Records to use ::
--

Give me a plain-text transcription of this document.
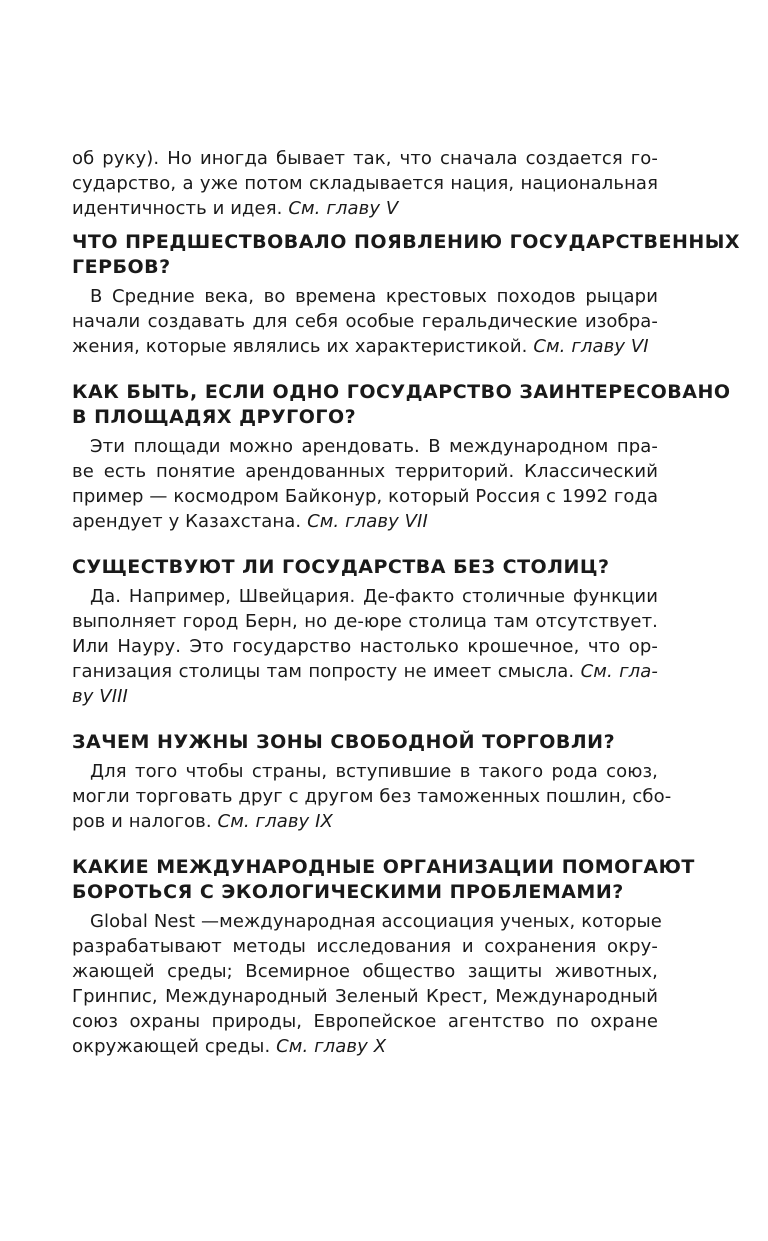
об руку). Но иногда бывает так, что сначала создается го-
сударство, а уже потом складывается нация, национальная
идентичность и идея. См. главу V
ЧТО ПРЕДШЕСТВОВАЛО ПОЯВЛЕНИЮ ГОСУДАРСТВЕННЫХ
ГЕРБОВ?
В Средние века, во времена крестовых походов рыцари
начали создавать для себя особые геральдические изобра-
жения, которые являлись их характеристикой. См. главу VI
КАК БЫТЬ, ЕСЛИ ОДНО ГОСУДАРСТВО ЗАИНТЕРЕСОВАНО
В ПЛОЩАДЯХ ДРУГОГО?
Эти площади можно арендовать. В международном пра-
ве есть понятие арендованных территорий. Классический
пример — космодром Байконур, который Россия с 1992 года
арендует у Казахстана. См. главу VII
СУЩЕСТВУЮТ ЛИ ГОСУДАРСТВА БЕЗ СТОЛИЦ?
Да. Например, Швейцария. Де-факто столичные функции
выполняет город Берн, но де-юре столица там отсутствует.
Или Науру. Это государство настолько крошечное, что ор-
ганизация столицы там попросту не имеет смысла. См. гла-
ву VIII
ЗАЧЕМ НУЖНЫ ЗОНЫ СВОБОДНОЙ ТОРГОВЛИ?
Для того чтобы страны, вступившие в такого рода союз,
могли торговать друг с другом без таможенных пошлин, сбо-
ров и налогов. См. главу IX
КАКИЕ МЕЖДУНАРОДНЫЕ ОРГАНИЗАЦИИ ПОМОГАЮТ
БОРОТЬСЯ С ЭКОЛОГИЧЕСКИМИ ПРОБЛЕМАМИ?
Global Nest —международная ассоциация ученых, которые
разрабатывают методы исследования и сохранения окру-
жающей среды; Всемирное общество защиты животных,
Гринпис, Международный Зеленый Крест, Международный
союз охраны природы, Европейское агентство по охране
окружающей среды. См. главу X
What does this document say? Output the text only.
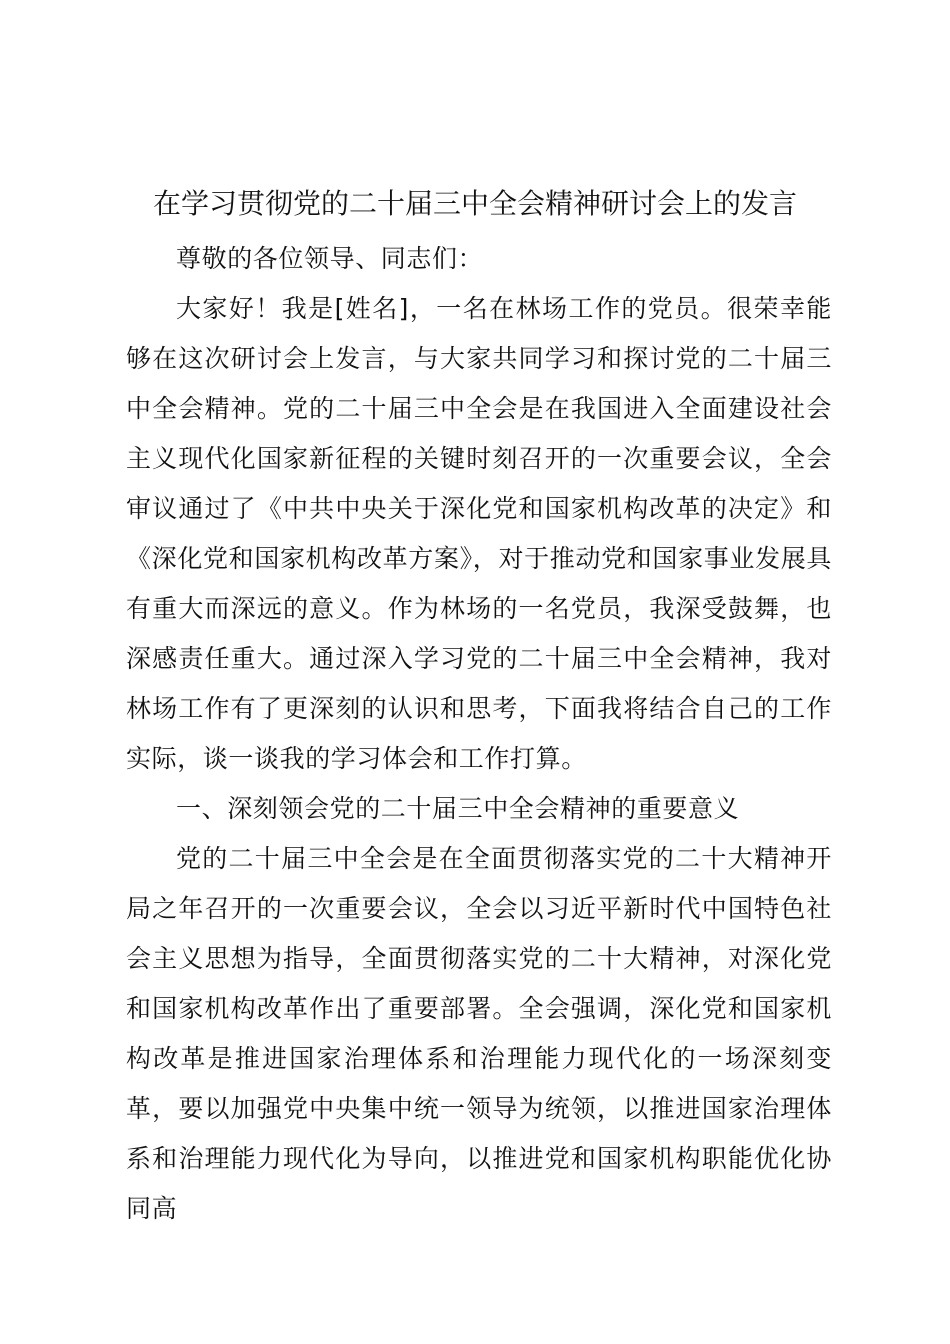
在学习贯彻党的二十届三中全会精神研讨会上的发言

尊敬的各位领导、同志们：

大家好！我是[姓名]，一名在林场工作的党员。很荣幸能够在这次研讨会上发言，与大家共同学习和探讨党的二十届三中全会精神。党的二十届三中全会是在我国进入全面建设社会主义现代化国家新征程的关键时刻召开的一次重要会议，全会审议通过了《中共中央关于深化党和国家机构改革的决定》和《深化党和国家机构改革方案》，对于推动党和国家事业发展具有重大而深远的意义。作为林场的一名党员，我深受鼓舞，也深感责任重大。通过深入学习党的二十届三中全会精神，我对林场工作有了更深刻的认识和思考，下面我将结合自己的工作实际，谈一谈我的学习体会和工作打算。

一、深刻领会党的二十届三中全会精神的重要意义

党的二十届三中全会是在全面贯彻落实党的二十大精神开局之年召开的一次重要会议，全会以习近平新时代中国特色社会主义思想为指导，全面贯彻落实党的二十大精神，对深化党和国家机构改革作出了重要部署。全会强调，深化党和国家机构改革是推进国家治理体系和治理能力现代化的一场深刻变革，要以加强党中央集中统一领导为统领，以推进国家治理体系和治理能力现代化为导向，以推进党和国家机构职能优化协同高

--

Task directions :: Give the number of lines in the records that contain the string "которые", with no other output.

The solution :: 2